Return the data given below exactly as it appears.
-- Opening Marker --
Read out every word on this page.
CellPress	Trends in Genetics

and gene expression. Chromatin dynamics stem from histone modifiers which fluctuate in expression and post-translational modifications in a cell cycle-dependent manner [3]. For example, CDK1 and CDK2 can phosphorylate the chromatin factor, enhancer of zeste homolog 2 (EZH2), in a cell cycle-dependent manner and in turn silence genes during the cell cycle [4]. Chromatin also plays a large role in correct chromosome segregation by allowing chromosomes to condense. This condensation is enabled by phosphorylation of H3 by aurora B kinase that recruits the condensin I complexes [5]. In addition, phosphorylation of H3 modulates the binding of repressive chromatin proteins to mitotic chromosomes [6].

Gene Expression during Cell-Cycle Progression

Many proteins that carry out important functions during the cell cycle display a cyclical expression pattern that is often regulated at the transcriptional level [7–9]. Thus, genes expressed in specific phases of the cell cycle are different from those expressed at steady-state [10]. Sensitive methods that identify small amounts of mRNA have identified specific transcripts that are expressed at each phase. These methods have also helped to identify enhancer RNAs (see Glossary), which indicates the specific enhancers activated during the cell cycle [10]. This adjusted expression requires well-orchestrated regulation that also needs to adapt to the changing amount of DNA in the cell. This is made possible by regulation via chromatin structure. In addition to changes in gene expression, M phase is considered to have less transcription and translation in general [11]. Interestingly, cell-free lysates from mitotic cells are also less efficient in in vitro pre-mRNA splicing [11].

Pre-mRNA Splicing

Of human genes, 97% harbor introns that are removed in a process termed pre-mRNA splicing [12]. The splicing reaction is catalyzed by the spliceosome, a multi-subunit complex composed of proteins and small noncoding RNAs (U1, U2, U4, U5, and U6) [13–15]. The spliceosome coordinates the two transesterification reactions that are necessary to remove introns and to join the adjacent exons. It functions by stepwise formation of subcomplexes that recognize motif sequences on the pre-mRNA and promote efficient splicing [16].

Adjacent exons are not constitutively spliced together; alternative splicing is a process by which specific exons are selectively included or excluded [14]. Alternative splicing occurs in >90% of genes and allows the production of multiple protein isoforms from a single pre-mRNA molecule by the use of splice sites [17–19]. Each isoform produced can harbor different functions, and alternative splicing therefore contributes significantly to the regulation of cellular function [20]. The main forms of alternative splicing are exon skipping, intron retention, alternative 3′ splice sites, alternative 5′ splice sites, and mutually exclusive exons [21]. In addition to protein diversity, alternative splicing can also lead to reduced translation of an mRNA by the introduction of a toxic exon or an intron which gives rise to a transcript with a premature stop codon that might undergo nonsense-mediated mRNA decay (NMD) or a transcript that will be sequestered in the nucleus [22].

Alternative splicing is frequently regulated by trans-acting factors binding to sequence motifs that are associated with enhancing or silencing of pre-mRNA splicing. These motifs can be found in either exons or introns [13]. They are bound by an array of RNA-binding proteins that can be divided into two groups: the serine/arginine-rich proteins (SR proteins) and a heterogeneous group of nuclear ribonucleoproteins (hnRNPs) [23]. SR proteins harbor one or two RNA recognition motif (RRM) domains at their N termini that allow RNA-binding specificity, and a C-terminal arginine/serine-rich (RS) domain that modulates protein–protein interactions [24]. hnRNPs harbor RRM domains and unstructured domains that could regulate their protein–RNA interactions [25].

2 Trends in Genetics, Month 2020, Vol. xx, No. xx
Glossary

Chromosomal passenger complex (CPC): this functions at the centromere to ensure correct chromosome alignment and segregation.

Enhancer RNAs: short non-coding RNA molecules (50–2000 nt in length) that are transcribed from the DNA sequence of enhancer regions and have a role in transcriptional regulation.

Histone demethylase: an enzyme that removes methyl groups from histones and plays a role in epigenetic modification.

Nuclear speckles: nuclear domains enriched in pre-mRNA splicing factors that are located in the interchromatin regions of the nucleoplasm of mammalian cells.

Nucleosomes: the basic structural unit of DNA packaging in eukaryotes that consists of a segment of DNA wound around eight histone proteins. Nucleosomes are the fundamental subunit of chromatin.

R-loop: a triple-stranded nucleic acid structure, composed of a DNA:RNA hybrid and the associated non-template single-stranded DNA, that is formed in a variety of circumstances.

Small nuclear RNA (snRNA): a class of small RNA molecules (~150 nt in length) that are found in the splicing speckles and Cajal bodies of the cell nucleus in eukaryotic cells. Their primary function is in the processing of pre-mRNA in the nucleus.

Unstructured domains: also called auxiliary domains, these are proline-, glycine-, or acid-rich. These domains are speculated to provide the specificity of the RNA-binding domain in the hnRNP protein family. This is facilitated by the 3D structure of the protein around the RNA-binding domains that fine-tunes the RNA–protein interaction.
-- Closing Marker --
▶ Answer to this exercise
Read out every word on this page.
CellPress	Trends in Genetics

and gene expression. Chromatin dynamics stem from histone modifiers which fluctuate in expression and post-translational modifications in a cell cycle-dependent manner [3]. For example, CDK1 and CDK2 can phosphorylate the chromatin factor, enhancer of zeste homolog 2 (EZH2), in a cell cycle-dependent manner and in turn silence genes during the cell cycle [4]. Chromatin also plays a large role in correct chromosome segregation by allowing chromosomes to condense. This condensation is enabled by phosphorylation of H3 by aurora B kinase that recruits the condensin I complexes [5]. In addition, phosphorylation of H3 modulates the binding of repressive chromatin proteins to mitotic chromosomes [6].

Gene Expression during Cell-Cycle Progression

Many proteins that carry out important functions during the cell cycle display a cyclical expression pattern that is often regulated at the transcriptional level [7–9]. Thus, genes expressed in specific phases of the cell cycle are different from those expressed at steady-state [10]. Sensitive methods that identify small amounts of mRNA have identified specific transcripts that are expressed at each phase. These methods have also helped to identify enhancer RNAs (see Glossary), which indicates the specific enhancers activated during the cell cycle [10]. This adjusted expression requires well-orchestrated regulation that also needs to adapt to the changing amount of DNA in the cell. This is made possible by regulation via chromatin structure. In addition to changes in gene expression, M phase is considered to have less transcription and translation in general [11]. Interestingly, cell-free lysates from mitotic cells are also less efficient in in vitro pre-mRNA splicing [11].

Pre-mRNA Splicing

Of human genes, 97% harbor introns that are removed in a process termed pre-mRNA splicing [12]. The splicing reaction is catalyzed by the spliceosome, a multi-subunit complex composed of proteins and small noncoding RNAs (U1, U2, U4, U5, and U6) [13–15]. The spliceosome coordinates the two transesterification reactions that are necessary to remove introns and to join the adjacent exons. It functions by stepwise formation of subcomplexes that recognize motif sequences on the pre-mRNA and promote efficient splicing [16].

Adjacent exons are not constitutively spliced together; alternative splicing is a process by which specific exons are selectively included or excluded [14]. Alternative splicing occurs in >90% of genes and allows the production of multiple protein isoforms from a single pre-mRNA molecule by the use of splice sites [17–19]. Each isoform produced can harbor different functions, and alternative splicing therefore contributes significantly to the regulation of cellular function [20]. The main forms of alternative splicing are exon skipping, intron retention, alternative 3′ splice sites, alternative 5′ splice sites, and mutually exclusive exons [21]. In addition to protein diversity, alternative splicing can also lead to reduced translation of an mRNA by the introduction of a toxic exon or an intron which gives rise to a transcript with a premature stop codon that might undergo nonsense-mediated mRNA decay (NMD) or a transcript that will be sequestered in the nucleus [22].

Alternative splicing is frequently regulated by trans-acting factors binding to sequence motifs that are associated with enhancing or silencing of pre-mRNA splicing. These motifs can be found in either exons or introns [13]. They are bound by an array of RNA-binding proteins that can be divided into two groups: the serine/arginine-rich proteins (SR proteins) and a heterogeneous group of nuclear ribonucleoproteins (hnRNPs) [23]. SR proteins harbor one or two RNA recognition motif (RRM) domains at their N termini that allow RNA-binding specificity, and a C-terminal arginine/serine-rich (RS) domain that modulates protein–protein interactions [24]. hnRNPs harbor RRM domains and unstructured domains that could regulate their protein–RNA interactions [25].

2 Trends in Genetics, Month 2020, Vol. xx, No. xx
Glossary

Chromosomal passenger complex (CPC): this functions at the centromere to ensure correct chromosome alignment and segregation.

Enhancer RNAs: short non-coding RNA molecules (50–2000 nt in length) that are transcribed from the DNA sequence of enhancer regions and have a role in transcriptional regulation.

Histone demethylase: an enzyme that removes methyl groups from histones and plays a role in epigenetic modification.

Nuclear speckles: nuclear domains enriched in pre-mRNA splicing factors that are located in the interchromatin regions of the nucleoplasm of mammalian cells.

Nucleosomes: the basic structural unit of DNA packaging in eukaryotes that consists of a segment of DNA wound around eight histone proteins. Nucleosomes are the fundamental subunit of chromatin.

R-loop: a triple-stranded nucleic acid structure, composed of a DNA:RNA hybrid and the associated non-template single-stranded DNA, that is formed in a variety of circumstances.

Small nuclear RNA (snRNA): a class of small RNA molecules (~150 nt in length) that are found in the splicing speckles and Cajal bodies of the cell nucleus in eukaryotic cells. Their primary function is in the processing of pre-mRNA in the nucleus.

Unstructured domains: also called auxiliary domains, these are proline-, glycine-, or acid-rich. These domains are speculated to provide the specificity of the RNA-binding domain in the hnRNP protein family. This is facilitated by the 3D structure of the protein around the RNA-binding domains that fine-tunes the RNA–protein interaction.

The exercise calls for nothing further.